Instruction: Pictures stay out; everything else in the records below is copied exactly.

## Begin Input material

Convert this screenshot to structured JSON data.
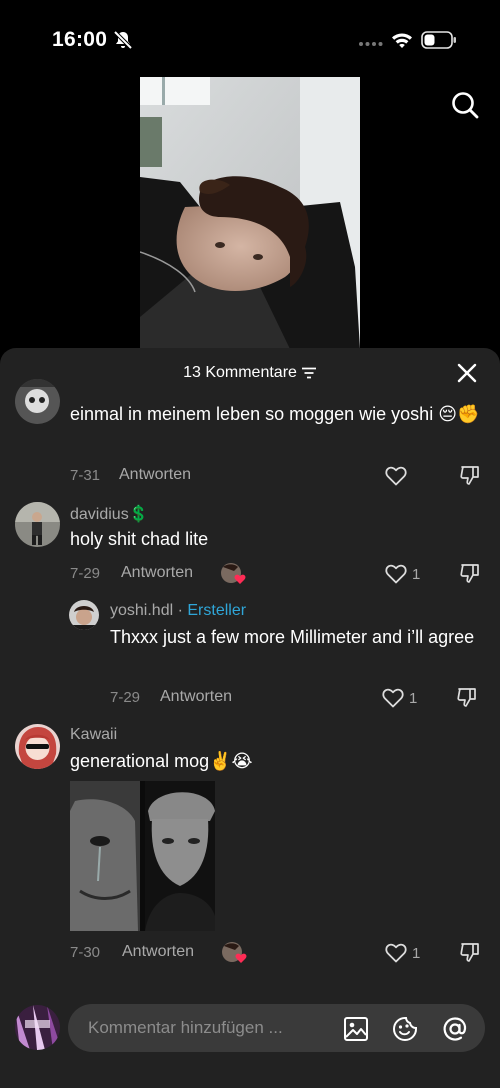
{
  "status_bar": {
    "time": "16:00"
  },
  "sheet": {
    "title": "13 Kommentare"
  },
  "comments": [
    {
      "text": "einmal in meinem leben so moggen wie yoshi 😔✊",
      "date": "7-31",
      "reply_label": "Antworten",
      "likes": ""
    },
    {
      "author": "davidius💲",
      "text": "holy shit chad lite",
      "date": "7-29",
      "reply_label": "Antworten",
      "likes": "1",
      "reply": {
        "author": "yoshi.hdl",
        "separator": " · ",
        "badge": "Ersteller",
        "text": "Thxxx just a few more Millimeter and i’ll agree",
        "date": "7-29",
        "reply_label": "Antworten",
        "likes": "1"
      }
    },
    {
      "author": "Kawaii",
      "text": "generational mog✌️😭",
      "date": "7-30",
      "reply_label": "Antworten",
      "likes": "1"
    }
  ],
  "composer": {
    "placeholder": "Kommentar hinzufügen ..."
  },
  "icons": [
    "bell-off-icon",
    "signal-icon",
    "wifi-icon",
    "battery-icon",
    "search-icon",
    "filter-icon",
    "close-icon",
    "heart-icon",
    "dislike-icon",
    "image-icon",
    "emoji-icon",
    "at-icon"
  ],
  "colors": {
    "sheet_bg": "#222222",
    "creator_badge": "#2fa6d8",
    "heart_red": "#fe2c55"
  }
}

## End Input material

Reply to the task:
Convert this screenshot to structured JSON data.
{
  "status_bar": {
    "time": "16:00"
  },
  "sheet": {
    "title": "13 Kommentare"
  },
  "comments": [
    {
      "text": "einmal in meinem leben so moggen wie yoshi 😔✊",
      "date": "7-31",
      "reply_label": "Antworten",
      "likes": ""
    },
    {
      "author": "davidius💲",
      "text": "holy shit chad lite",
      "date": "7-29",
      "reply_label": "Antworten",
      "likes": "1",
      "reply": {
        "author": "yoshi.hdl",
        "separator": " · ",
        "badge": "Ersteller",
        "text": "Thxxx just a few more Millimeter and i’ll agree",
        "date": "7-29",
        "reply_label": "Antworten",
        "likes": "1"
      }
    },
    {
      "author": "Kawaii",
      "text": "generational mog✌️😭",
      "date": "7-30",
      "reply_label": "Antworten",
      "likes": "1"
    }
  ],
  "composer": {
    "placeholder": "Kommentar hinzufügen ..."
  },
  "icons": [
    "bell-off-icon",
    "signal-icon",
    "wifi-icon",
    "battery-icon",
    "search-icon",
    "filter-icon",
    "close-icon",
    "heart-icon",
    "dislike-icon",
    "image-icon",
    "emoji-icon",
    "at-icon"
  ],
  "colors": {
    "sheet_bg": "#222222",
    "creator_badge": "#2fa6d8",
    "heart_red": "#fe2c55"
  }
}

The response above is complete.